Directions
Without altering anything, repeat each of the records.

Dataset items
** START **

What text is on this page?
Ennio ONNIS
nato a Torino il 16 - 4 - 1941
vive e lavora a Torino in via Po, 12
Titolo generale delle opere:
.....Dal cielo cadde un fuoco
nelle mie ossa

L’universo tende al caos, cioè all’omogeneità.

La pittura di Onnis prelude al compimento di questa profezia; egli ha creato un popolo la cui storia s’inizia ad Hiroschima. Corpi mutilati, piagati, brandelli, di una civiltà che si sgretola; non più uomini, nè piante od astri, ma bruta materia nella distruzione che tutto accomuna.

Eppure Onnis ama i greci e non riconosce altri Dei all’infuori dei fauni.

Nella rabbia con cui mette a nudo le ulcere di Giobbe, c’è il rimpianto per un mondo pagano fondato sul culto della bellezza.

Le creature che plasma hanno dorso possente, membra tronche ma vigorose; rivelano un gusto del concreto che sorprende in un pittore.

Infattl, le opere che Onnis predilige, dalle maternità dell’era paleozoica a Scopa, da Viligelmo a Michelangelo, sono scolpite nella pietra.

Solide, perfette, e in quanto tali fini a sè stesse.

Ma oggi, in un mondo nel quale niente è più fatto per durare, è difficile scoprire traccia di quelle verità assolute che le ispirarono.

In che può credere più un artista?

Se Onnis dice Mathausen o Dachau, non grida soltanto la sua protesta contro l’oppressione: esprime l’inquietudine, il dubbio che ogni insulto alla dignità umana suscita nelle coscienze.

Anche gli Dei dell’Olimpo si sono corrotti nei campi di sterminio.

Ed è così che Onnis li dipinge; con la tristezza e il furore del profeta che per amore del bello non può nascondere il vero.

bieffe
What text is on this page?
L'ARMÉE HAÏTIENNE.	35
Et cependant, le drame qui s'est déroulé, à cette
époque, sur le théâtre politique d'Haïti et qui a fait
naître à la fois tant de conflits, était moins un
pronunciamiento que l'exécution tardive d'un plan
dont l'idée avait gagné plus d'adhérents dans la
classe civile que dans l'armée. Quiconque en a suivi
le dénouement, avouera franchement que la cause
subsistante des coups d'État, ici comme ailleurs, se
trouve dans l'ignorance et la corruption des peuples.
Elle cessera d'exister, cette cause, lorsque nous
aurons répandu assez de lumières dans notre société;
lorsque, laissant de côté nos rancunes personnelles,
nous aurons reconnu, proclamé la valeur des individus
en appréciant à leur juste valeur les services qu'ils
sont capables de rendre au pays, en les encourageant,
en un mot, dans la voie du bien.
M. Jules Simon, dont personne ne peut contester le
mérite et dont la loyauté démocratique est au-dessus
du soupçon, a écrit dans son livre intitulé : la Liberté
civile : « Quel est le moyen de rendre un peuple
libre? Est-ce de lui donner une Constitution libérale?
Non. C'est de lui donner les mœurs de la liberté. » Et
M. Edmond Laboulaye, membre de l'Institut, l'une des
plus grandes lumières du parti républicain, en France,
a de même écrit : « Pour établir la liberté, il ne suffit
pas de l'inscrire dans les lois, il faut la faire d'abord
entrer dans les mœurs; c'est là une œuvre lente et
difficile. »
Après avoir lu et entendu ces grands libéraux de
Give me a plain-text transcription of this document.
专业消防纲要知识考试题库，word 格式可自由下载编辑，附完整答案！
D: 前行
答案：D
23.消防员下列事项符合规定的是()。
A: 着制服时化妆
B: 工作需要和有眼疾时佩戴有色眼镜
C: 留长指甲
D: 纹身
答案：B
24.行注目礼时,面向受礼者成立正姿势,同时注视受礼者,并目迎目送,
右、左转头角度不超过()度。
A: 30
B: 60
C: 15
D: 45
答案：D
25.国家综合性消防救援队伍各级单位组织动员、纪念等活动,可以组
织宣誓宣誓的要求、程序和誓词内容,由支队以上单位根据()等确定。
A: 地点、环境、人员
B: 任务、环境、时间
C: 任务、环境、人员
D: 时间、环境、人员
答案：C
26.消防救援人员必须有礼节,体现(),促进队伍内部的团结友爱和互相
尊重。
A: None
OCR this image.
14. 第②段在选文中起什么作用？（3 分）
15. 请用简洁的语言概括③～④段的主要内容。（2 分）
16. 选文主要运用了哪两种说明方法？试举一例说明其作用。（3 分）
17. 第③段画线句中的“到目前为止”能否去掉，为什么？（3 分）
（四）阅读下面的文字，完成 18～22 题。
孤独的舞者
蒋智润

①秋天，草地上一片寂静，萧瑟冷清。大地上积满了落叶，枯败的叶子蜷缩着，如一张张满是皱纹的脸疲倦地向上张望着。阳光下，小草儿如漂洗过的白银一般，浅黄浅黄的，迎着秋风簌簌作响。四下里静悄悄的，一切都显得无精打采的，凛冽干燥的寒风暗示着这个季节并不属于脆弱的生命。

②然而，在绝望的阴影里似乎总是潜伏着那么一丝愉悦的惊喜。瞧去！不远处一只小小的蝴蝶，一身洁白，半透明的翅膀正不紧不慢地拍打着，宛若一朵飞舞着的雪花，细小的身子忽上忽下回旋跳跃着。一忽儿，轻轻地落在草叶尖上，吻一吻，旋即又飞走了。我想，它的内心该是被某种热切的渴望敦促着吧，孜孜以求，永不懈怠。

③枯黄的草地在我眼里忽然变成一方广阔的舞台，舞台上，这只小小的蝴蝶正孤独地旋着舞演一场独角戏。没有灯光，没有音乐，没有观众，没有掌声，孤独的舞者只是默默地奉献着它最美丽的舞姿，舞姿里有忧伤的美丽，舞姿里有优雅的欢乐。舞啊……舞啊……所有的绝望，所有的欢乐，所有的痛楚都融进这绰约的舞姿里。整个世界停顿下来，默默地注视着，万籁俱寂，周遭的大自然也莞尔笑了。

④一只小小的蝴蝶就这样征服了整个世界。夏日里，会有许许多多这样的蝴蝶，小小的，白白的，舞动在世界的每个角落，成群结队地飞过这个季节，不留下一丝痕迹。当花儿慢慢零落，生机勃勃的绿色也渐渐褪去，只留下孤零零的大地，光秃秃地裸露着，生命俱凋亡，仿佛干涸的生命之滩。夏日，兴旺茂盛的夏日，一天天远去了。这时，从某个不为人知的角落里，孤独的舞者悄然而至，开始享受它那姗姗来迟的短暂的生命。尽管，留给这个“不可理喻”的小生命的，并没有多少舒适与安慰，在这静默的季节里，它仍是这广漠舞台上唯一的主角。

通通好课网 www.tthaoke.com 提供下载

** END **

Task output
What text is on this page?
Ennio ONNIS
nato a Torino il 16 - 4 - 1941
vive e lavora a Torino in via Po, 12
Titolo generale delle opere:
.....Dal cielo cadde un fuoco
nelle mie ossa

L’universo tende al caos, cioè all’omogeneità.

La pittura di Onnis prelude al compimento di questa profezia; egli ha creato un popolo la cui storia s’inizia ad Hiroschima. Corpi mutilati, piagati, brandelli, di una civiltà che si sgretola; non più uomini, nè piante od astri, ma bruta materia nella distruzione che tutto accomuna.

Eppure Onnis ama i greci e non riconosce altri Dei all’infuori dei fauni.

Nella rabbia con cui mette a nudo le ulcere di Giobbe, c’è il rimpianto per un mondo pagano fondato sul culto della bellezza.

Le creature che plasma hanno dorso possente, membra tronche ma vigorose; rivelano un gusto del concreto che sorprende in un pittore.

Infattl, le opere che Onnis predilige, dalle maternità dell’era paleozoica a Scopa, da Viligelmo a Michelangelo, sono scolpite nella pietra.

Solide, perfette, e in quanto tali fini a sè stesse.

Ma oggi, in un mondo nel quale niente è più fatto per durare, è difficile scoprire traccia di quelle verità assolute che le ispirarono.

In che può credere più un artista?

Se Onnis dice Mathausen o Dachau, non grida soltanto la sua protesta contro l’oppressione: esprime l’inquietudine, il dubbio che ogni insulto alla dignità umana suscita nelle coscienze.

Anche gli Dei dell’Olimpo si sono corrotti nei campi di sterminio.

Ed è così che Onnis li dipinge; con la tristezza e il furore del profeta che per amore del bello non può nascondere il vero.

bieffe
What text is on this page?
L'ARMÉE HAÏTIENNE.	35
Et cependant, le drame qui s'est déroulé, à cette
époque, sur le théâtre politique d'Haïti et qui a fait
naître à la fois tant de conflits, était moins un
pronunciamiento que l'exécution tardive d'un plan
dont l'idée avait gagné plus d'adhérents dans la
classe civile que dans l'armée. Quiconque en a suivi
le dénouement, avouera franchement que la cause
subsistante des coups d'État, ici comme ailleurs, se
trouve dans l'ignorance et la corruption des peuples.
Elle cessera d'exister, cette cause, lorsque nous
aurons répandu assez de lumières dans notre société;
lorsque, laissant de côté nos rancunes personnelles,
nous aurons reconnu, proclamé la valeur des individus
en appréciant à leur juste valeur les services qu'ils
sont capables de rendre au pays, en les encourageant,
en un mot, dans la voie du bien.
M. Jules Simon, dont personne ne peut contester le
mérite et dont la loyauté démocratique est au-dessus
du soupçon, a écrit dans son livre intitulé : la Liberté
civile : « Quel est le moyen de rendre un peuple
libre? Est-ce de lui donner une Constitution libérale?
Non. C'est de lui donner les mœurs de la liberté. » Et
M. Edmond Laboulaye, membre de l'Institut, l'une des
plus grandes lumières du parti républicain, en France,
a de même écrit : « Pour établir la liberté, il ne suffit
pas de l'inscrire dans les lois, il faut la faire d'abord
entrer dans les mœurs; c'est là une œuvre lente et
difficile. »
Après avoir lu et entendu ces grands libéraux de
Give me a plain-text transcription of this document.
专业消防纲要知识考试题库，word 格式可自由下载编辑，附完整答案！
D: 前行
答案：D
23.消防员下列事项符合规定的是()。
A: 着制服时化妆
B: 工作需要和有眼疾时佩戴有色眼镜
C: 留长指甲
D: 纹身
答案：B
24.行注目礼时,面向受礼者成立正姿势,同时注视受礼者,并目迎目送,
右、左转头角度不超过()度。
A: 30
B: 60
C: 15
D: 45
答案：D
25.国家综合性消防救援队伍各级单位组织动员、纪念等活动,可以组
织宣誓宣誓的要求、程序和誓词内容,由支队以上单位根据()等确定。
A: 地点、环境、人员
B: 任务、环境、时间
C: 任务、环境、人员
D: 时间、环境、人员
答案：C
26.消防救援人员必须有礼节,体现(),促进队伍内部的团结友爱和互相
尊重。
A: None
OCR this image.
14. 第②段在选文中起什么作用？（3 分）
15. 请用简洁的语言概括③～④段的主要内容。（2 分）
16. 选文主要运用了哪两种说明方法？试举一例说明其作用。（3 分）
17. 第③段画线句中的“到目前为止”能否去掉，为什么？（3 分）
（四）阅读下面的文字，完成 18～22 题。
孤独的舞者
蒋智润

①秋天，草地上一片寂静，萧瑟冷清。大地上积满了落叶，枯败的叶子蜷缩着，如一张张满是皱纹的脸疲倦地向上张望着。阳光下，小草儿如漂洗过的白银一般，浅黄浅黄的，迎着秋风簌簌作响。四下里静悄悄的，一切都显得无精打采的，凛冽干燥的寒风暗示着这个季节并不属于脆弱的生命。

②然而，在绝望的阴影里似乎总是潜伏着那么一丝愉悦的惊喜。瞧去！不远处一只小小的蝴蝶，一身洁白，半透明的翅膀正不紧不慢地拍打着，宛若一朵飞舞着的雪花，细小的身子忽上忽下回旋跳跃着。一忽儿，轻轻地落在草叶尖上，吻一吻，旋即又飞走了。我想，它的内心该是被某种热切的渴望敦促着吧，孜孜以求，永不懈怠。

③枯黄的草地在我眼里忽然变成一方广阔的舞台，舞台上，这只小小的蝴蝶正孤独地旋着舞演一场独角戏。没有灯光，没有音乐，没有观众，没有掌声，孤独的舞者只是默默地奉献着它最美丽的舞姿，舞姿里有忧伤的美丽，舞姿里有优雅的欢乐。舞啊……舞啊……所有的绝望，所有的欢乐，所有的痛楚都融进这绰约的舞姿里。整个世界停顿下来，默默地注视着，万籁俱寂，周遭的大自然也莞尔笑了。

④一只小小的蝴蝶就这样征服了整个世界。夏日里，会有许许多多这样的蝴蝶，小小的，白白的，舞动在世界的每个角落，成群结队地飞过这个季节，不留下一丝痕迹。当花儿慢慢零落，生机勃勃的绿色也渐渐褪去，只留下孤零零的大地，光秃秃地裸露着，生命俱凋亡，仿佛干涸的生命之滩。夏日，兴旺茂盛的夏日，一天天远去了。这时，从某个不为人知的角落里，孤独的舞者悄然而至，开始享受它那姗姗来迟的短暂的生命。尽管，留给这个“不可理喻”的小生命的，并没有多少舒适与安慰，在这静默的季节里，它仍是这广漠舞台上唯一的主角。

通通好课网 www.tthaoke.com 提供下载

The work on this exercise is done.